• **DO THIS**
In your copy, reproduce the entries exactly as they are, minus the images.

• **SOURCE RECORDS**
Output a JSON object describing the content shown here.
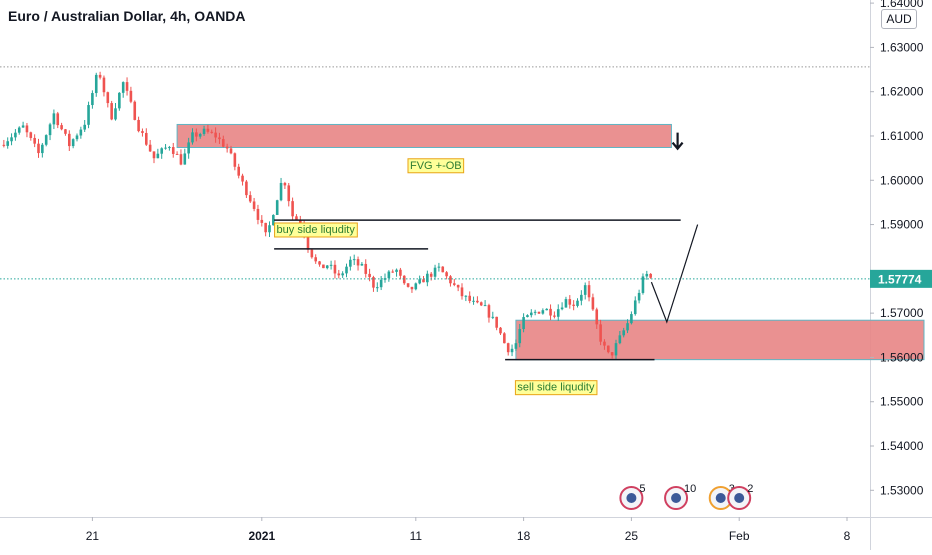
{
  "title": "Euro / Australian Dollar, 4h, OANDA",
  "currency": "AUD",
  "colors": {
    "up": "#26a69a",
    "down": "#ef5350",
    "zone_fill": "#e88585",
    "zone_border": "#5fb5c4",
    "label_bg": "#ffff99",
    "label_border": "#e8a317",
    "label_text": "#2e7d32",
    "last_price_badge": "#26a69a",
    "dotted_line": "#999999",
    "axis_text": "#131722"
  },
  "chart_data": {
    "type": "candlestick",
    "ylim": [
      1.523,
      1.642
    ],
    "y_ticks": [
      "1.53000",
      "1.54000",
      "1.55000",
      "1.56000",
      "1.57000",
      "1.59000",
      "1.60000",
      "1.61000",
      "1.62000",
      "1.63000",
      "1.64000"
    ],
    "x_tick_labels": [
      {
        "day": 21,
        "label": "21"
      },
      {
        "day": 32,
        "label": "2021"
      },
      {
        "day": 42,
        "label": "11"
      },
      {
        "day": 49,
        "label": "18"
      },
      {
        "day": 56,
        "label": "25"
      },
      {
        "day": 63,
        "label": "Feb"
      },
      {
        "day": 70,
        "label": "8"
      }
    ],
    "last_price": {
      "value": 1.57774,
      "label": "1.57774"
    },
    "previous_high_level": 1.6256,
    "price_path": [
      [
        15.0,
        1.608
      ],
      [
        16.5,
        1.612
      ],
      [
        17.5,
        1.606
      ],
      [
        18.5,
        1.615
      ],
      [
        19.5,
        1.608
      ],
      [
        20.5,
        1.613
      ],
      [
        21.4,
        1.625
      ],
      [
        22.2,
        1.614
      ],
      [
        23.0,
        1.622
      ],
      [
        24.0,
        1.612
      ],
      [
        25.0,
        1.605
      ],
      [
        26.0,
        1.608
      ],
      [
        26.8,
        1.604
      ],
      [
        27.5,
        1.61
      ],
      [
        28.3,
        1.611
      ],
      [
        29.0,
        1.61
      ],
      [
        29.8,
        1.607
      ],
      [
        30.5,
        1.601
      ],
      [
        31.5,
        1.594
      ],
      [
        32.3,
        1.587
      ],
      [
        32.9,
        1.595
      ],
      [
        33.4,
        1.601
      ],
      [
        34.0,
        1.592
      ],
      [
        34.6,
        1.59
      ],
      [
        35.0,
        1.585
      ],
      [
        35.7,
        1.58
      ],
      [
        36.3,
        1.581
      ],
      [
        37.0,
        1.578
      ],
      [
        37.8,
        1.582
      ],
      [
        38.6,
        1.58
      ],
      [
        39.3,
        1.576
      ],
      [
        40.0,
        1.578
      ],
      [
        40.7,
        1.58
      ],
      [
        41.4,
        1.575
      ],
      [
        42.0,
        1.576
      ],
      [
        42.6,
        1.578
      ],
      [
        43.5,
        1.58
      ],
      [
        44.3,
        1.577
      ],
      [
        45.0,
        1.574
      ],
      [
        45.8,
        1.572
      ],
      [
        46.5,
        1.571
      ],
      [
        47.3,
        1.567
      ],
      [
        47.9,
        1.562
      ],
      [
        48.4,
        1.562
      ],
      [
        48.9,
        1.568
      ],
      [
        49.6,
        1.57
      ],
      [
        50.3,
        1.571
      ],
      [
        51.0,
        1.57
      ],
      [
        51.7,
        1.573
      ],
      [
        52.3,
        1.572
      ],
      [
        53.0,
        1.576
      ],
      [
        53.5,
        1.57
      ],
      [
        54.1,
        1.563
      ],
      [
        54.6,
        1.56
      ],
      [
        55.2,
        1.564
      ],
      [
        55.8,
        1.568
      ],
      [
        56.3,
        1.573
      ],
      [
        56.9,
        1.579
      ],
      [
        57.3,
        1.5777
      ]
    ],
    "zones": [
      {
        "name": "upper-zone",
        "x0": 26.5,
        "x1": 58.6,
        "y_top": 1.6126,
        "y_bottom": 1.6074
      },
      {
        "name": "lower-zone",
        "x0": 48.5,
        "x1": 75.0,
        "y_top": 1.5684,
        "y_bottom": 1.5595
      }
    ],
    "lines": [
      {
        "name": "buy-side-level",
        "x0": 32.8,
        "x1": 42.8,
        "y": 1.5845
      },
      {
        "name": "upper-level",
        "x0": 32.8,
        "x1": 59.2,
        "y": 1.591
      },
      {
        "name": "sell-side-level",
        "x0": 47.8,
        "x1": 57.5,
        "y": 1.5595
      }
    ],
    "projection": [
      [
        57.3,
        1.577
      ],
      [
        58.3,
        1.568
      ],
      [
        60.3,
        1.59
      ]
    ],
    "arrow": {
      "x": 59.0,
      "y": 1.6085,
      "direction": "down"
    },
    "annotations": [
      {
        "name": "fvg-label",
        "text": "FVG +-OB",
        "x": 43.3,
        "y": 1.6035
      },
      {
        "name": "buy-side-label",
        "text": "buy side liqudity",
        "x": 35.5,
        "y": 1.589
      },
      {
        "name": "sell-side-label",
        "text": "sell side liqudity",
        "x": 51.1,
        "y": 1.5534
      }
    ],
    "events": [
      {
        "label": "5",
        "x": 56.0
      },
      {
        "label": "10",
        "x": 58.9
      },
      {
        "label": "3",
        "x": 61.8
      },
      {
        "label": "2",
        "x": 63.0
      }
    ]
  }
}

• **ANSWER FOR THIS EXERCISE**
Output a JSON object describing the content shown here.
{
  "title": "Euro / Australian Dollar, 4h, OANDA",
  "currency": "AUD",
  "colors": {
    "up": "#26a69a",
    "down": "#ef5350",
    "zone_fill": "#e88585",
    "zone_border": "#5fb5c4",
    "label_bg": "#ffff99",
    "label_border": "#e8a317",
    "label_text": "#2e7d32",
    "last_price_badge": "#26a69a",
    "dotted_line": "#999999",
    "axis_text": "#131722"
  },
  "chart_data": {
    "type": "candlestick",
    "ylim": [
      1.523,
      1.642
    ],
    "y_ticks": [
      "1.53000",
      "1.54000",
      "1.55000",
      "1.56000",
      "1.57000",
      "1.59000",
      "1.60000",
      "1.61000",
      "1.62000",
      "1.63000",
      "1.64000"
    ],
    "x_tick_labels": [
      {
        "day": 21,
        "label": "21"
      },
      {
        "day": 32,
        "label": "2021"
      },
      {
        "day": 42,
        "label": "11"
      },
      {
        "day": 49,
        "label": "18"
      },
      {
        "day": 56,
        "label": "25"
      },
      {
        "day": 63,
        "label": "Feb"
      },
      {
        "day": 70,
        "label": "8"
      }
    ],
    "last_price": {
      "value": 1.57774,
      "label": "1.57774"
    },
    "previous_high_level": 1.6256,
    "price_path": [
      [
        15.0,
        1.608
      ],
      [
        16.5,
        1.612
      ],
      [
        17.5,
        1.606
      ],
      [
        18.5,
        1.615
      ],
      [
        19.5,
        1.608
      ],
      [
        20.5,
        1.613
      ],
      [
        21.4,
        1.625
      ],
      [
        22.2,
        1.614
      ],
      [
        23.0,
        1.622
      ],
      [
        24.0,
        1.612
      ],
      [
        25.0,
        1.605
      ],
      [
        26.0,
        1.608
      ],
      [
        26.8,
        1.604
      ],
      [
        27.5,
        1.61
      ],
      [
        28.3,
        1.611
      ],
      [
        29.0,
        1.61
      ],
      [
        29.8,
        1.607
      ],
      [
        30.5,
        1.601
      ],
      [
        31.5,
        1.594
      ],
      [
        32.3,
        1.587
      ],
      [
        32.9,
        1.595
      ],
      [
        33.4,
        1.601
      ],
      [
        34.0,
        1.592
      ],
      [
        34.6,
        1.59
      ],
      [
        35.0,
        1.585
      ],
      [
        35.7,
        1.58
      ],
      [
        36.3,
        1.581
      ],
      [
        37.0,
        1.578
      ],
      [
        37.8,
        1.582
      ],
      [
        38.6,
        1.58
      ],
      [
        39.3,
        1.576
      ],
      [
        40.0,
        1.578
      ],
      [
        40.7,
        1.58
      ],
      [
        41.4,
        1.575
      ],
      [
        42.0,
        1.576
      ],
      [
        42.6,
        1.578
      ],
      [
        43.5,
        1.58
      ],
      [
        44.3,
        1.577
      ],
      [
        45.0,
        1.574
      ],
      [
        45.8,
        1.572
      ],
      [
        46.5,
        1.571
      ],
      [
        47.3,
        1.567
      ],
      [
        47.9,
        1.562
      ],
      [
        48.4,
        1.562
      ],
      [
        48.9,
        1.568
      ],
      [
        49.6,
        1.57
      ],
      [
        50.3,
        1.571
      ],
      [
        51.0,
        1.57
      ],
      [
        51.7,
        1.573
      ],
      [
        52.3,
        1.572
      ],
      [
        53.0,
        1.576
      ],
      [
        53.5,
        1.57
      ],
      [
        54.1,
        1.563
      ],
      [
        54.6,
        1.56
      ],
      [
        55.2,
        1.564
      ],
      [
        55.8,
        1.568
      ],
      [
        56.3,
        1.573
      ],
      [
        56.9,
        1.579
      ],
      [
        57.3,
        1.5777
      ]
    ],
    "zones": [
      {
        "name": "upper-zone",
        "x0": 26.5,
        "x1": 58.6,
        "y_top": 1.6126,
        "y_bottom": 1.6074
      },
      {
        "name": "lower-zone",
        "x0": 48.5,
        "x1": 75.0,
        "y_top": 1.5684,
        "y_bottom": 1.5595
      }
    ],
    "lines": [
      {
        "name": "buy-side-level",
        "x0": 32.8,
        "x1": 42.8,
        "y": 1.5845
      },
      {
        "name": "upper-level",
        "x0": 32.8,
        "x1": 59.2,
        "y": 1.591
      },
      {
        "name": "sell-side-level",
        "x0": 47.8,
        "x1": 57.5,
        "y": 1.5595
      }
    ],
    "projection": [
      [
        57.3,
        1.577
      ],
      [
        58.3,
        1.568
      ],
      [
        60.3,
        1.59
      ]
    ],
    "arrow": {
      "x": 59.0,
      "y": 1.6085,
      "direction": "down"
    },
    "annotations": [
      {
        "name": "fvg-label",
        "text": "FVG +-OB",
        "x": 43.3,
        "y": 1.6035
      },
      {
        "name": "buy-side-label",
        "text": "buy side liqudity",
        "x": 35.5,
        "y": 1.589
      },
      {
        "name": "sell-side-label",
        "text": "sell side liqudity",
        "x": 51.1,
        "y": 1.5534
      }
    ],
    "events": [
      {
        "label": "5",
        "x": 56.0
      },
      {
        "label": "10",
        "x": 58.9
      },
      {
        "label": "3",
        "x": 61.8
      },
      {
        "label": "2",
        "x": 63.0
      }
    ]
  }
}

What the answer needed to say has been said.